═════ Exercise material ═════

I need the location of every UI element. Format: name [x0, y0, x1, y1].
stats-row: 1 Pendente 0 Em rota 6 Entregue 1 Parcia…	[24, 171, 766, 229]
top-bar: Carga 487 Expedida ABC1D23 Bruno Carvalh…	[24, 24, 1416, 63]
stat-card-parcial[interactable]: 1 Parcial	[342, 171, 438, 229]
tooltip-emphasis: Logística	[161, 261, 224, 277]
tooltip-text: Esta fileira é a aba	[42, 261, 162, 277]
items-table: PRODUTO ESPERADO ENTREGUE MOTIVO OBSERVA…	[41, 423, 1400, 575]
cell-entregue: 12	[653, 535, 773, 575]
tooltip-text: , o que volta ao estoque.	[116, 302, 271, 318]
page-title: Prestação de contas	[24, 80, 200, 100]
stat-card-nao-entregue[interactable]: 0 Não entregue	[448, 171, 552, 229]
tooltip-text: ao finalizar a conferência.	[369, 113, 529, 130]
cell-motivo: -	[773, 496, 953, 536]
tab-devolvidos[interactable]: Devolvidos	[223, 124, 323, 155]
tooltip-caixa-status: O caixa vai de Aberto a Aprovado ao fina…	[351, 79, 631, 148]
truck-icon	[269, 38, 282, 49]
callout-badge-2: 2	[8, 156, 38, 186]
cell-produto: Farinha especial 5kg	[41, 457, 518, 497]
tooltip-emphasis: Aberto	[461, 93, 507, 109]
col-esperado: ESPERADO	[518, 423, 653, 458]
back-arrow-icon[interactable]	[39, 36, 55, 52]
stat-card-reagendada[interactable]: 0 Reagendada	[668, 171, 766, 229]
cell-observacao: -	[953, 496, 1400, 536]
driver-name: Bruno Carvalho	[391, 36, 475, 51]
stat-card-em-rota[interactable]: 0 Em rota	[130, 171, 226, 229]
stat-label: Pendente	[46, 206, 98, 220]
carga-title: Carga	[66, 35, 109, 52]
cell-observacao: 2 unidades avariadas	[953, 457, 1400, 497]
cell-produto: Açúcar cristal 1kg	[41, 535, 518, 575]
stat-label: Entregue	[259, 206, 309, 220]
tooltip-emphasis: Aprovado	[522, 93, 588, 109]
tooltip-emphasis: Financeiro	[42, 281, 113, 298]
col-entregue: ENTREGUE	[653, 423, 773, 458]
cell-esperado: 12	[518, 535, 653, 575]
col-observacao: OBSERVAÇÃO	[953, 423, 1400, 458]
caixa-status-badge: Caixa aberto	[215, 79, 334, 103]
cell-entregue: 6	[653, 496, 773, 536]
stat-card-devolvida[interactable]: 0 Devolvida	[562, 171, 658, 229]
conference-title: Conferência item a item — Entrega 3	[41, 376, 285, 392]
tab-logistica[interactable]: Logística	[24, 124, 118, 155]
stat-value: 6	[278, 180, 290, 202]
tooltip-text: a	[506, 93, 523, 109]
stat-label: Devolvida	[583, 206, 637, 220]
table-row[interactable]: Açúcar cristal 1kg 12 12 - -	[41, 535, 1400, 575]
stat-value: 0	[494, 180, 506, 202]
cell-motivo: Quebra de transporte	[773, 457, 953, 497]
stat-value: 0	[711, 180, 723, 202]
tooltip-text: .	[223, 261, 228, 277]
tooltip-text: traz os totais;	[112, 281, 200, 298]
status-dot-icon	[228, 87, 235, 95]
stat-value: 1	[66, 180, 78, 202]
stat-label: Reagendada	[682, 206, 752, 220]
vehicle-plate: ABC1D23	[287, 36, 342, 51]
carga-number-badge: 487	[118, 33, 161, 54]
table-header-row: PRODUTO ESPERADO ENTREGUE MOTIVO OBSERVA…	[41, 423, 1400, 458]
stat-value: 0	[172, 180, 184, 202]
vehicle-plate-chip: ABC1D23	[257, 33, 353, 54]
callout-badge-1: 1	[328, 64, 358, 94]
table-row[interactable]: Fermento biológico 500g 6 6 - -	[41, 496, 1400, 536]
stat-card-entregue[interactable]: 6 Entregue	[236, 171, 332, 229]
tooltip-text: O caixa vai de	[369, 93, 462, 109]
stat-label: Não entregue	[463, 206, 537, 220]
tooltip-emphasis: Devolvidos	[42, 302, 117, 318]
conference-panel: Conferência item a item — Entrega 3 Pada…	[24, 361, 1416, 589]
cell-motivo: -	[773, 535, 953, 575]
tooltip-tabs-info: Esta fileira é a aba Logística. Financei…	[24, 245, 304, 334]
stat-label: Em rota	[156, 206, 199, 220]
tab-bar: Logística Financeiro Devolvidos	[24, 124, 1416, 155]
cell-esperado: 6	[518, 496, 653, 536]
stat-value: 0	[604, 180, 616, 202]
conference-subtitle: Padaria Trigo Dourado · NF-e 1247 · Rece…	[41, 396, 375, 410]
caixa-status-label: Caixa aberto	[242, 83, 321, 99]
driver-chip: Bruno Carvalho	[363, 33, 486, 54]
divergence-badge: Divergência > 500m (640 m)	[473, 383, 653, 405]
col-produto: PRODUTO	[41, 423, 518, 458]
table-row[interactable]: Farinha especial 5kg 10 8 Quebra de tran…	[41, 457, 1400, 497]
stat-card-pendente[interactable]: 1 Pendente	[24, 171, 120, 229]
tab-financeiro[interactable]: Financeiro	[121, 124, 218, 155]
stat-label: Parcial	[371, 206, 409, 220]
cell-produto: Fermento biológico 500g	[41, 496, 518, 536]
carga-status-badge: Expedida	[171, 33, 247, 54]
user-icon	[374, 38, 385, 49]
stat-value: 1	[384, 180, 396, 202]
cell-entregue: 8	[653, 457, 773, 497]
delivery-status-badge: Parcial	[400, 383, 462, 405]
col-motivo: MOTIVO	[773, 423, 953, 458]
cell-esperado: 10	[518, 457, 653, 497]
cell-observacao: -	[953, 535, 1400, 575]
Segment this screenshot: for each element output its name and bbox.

═════
═════ Exercise material ═════

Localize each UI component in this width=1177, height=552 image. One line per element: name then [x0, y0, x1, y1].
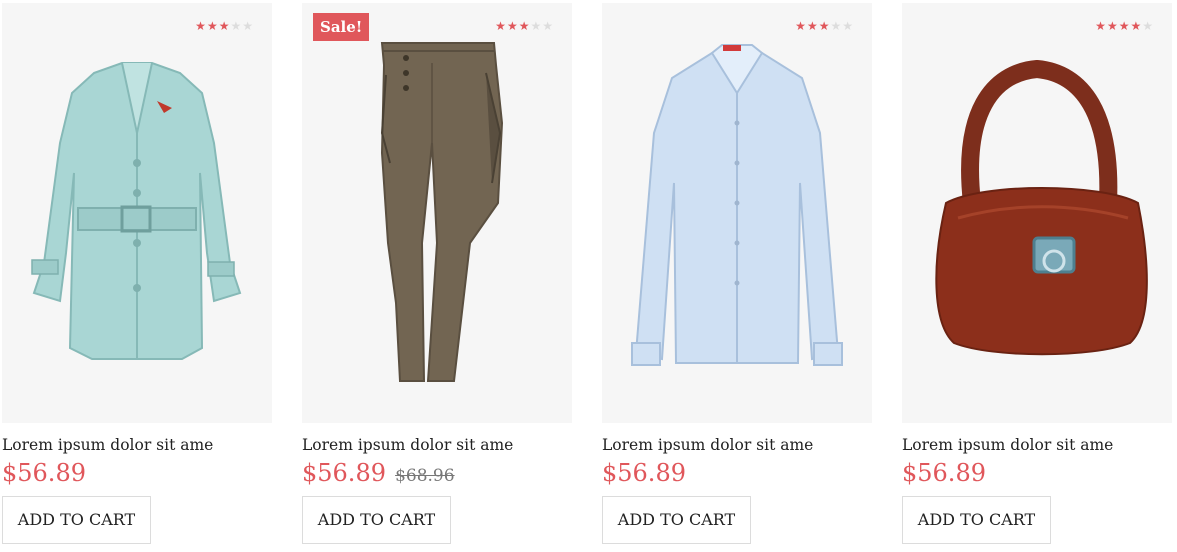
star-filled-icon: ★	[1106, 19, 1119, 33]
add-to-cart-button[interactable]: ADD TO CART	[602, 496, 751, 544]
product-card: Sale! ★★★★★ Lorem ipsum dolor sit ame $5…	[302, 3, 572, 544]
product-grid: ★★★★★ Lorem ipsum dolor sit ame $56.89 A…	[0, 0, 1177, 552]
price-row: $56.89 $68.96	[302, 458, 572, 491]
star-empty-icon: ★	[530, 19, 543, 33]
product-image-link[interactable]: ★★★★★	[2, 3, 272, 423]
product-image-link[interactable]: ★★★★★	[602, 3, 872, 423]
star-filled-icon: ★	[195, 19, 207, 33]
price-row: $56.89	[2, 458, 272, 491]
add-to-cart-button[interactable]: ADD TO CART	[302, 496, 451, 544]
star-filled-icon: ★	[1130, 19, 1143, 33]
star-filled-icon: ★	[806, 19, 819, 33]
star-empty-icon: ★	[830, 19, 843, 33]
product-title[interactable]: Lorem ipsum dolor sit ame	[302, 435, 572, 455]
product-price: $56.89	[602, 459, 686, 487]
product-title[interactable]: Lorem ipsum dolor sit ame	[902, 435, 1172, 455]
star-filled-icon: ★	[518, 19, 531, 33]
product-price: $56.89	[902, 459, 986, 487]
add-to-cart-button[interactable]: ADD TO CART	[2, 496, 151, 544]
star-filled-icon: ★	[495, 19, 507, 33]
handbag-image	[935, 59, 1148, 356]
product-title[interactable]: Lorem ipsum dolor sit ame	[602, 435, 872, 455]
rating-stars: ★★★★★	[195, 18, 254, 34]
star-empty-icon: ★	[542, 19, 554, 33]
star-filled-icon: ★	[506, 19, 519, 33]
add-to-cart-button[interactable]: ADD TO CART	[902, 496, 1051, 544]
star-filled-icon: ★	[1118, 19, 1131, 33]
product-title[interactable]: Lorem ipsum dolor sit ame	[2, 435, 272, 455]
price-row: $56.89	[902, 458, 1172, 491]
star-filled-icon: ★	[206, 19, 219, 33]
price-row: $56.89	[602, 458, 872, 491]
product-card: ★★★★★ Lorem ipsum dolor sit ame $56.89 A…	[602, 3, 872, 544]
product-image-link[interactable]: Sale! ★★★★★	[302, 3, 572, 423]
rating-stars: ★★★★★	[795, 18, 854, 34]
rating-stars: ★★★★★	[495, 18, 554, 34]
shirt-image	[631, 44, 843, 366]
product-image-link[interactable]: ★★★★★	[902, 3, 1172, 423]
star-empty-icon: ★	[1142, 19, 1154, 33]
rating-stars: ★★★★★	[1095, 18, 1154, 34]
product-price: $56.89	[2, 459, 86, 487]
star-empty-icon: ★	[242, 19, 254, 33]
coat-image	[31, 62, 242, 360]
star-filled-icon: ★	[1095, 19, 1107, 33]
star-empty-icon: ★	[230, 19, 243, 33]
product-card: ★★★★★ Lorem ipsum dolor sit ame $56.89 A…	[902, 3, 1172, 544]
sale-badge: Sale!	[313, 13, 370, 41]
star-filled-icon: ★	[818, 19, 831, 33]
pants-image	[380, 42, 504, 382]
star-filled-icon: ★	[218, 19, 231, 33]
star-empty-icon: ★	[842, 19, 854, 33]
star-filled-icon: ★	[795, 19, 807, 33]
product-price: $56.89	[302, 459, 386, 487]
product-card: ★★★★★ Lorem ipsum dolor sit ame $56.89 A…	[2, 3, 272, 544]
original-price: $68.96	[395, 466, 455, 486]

═════

Retype the entries from the line containing "19, 1119, 33]" up to and including the line containing "459, 986, 487]", with each line kept identical.

Solution.
star-filled-icon: ★	[1106, 19, 1119, 33]
add-to-cart-button[interactable]: ADD TO CART	[602, 496, 751, 544]
product-card: Sale! ★★★★★ Lorem ipsum dolor sit ame $5…	[302, 3, 572, 544]
product-grid: ★★★★★ Lorem ipsum dolor sit ame $56.89 A…	[0, 0, 1177, 552]
price-row: $56.89 $68.96	[302, 458, 572, 491]
star-empty-icon: ★	[530, 19, 543, 33]
product-image-link[interactable]: ★★★★★	[2, 3, 272, 423]
product-image-link[interactable]: ★★★★★	[602, 3, 872, 423]
star-filled-icon: ★	[195, 19, 207, 33]
price-row: $56.89	[2, 458, 272, 491]
add-to-cart-button[interactable]: ADD TO CART	[302, 496, 451, 544]
star-filled-icon: ★	[1130, 19, 1143, 33]
star-filled-icon: ★	[806, 19, 819, 33]
star-empty-icon: ★	[830, 19, 843, 33]
product-title[interactable]: Lorem ipsum dolor sit ame	[302, 435, 572, 455]
product-price: $56.89	[602, 459, 686, 487]
product-title[interactable]: Lorem ipsum dolor sit ame	[902, 435, 1172, 455]
star-filled-icon: ★	[518, 19, 531, 33]
product-price: $56.89	[902, 459, 986, 487]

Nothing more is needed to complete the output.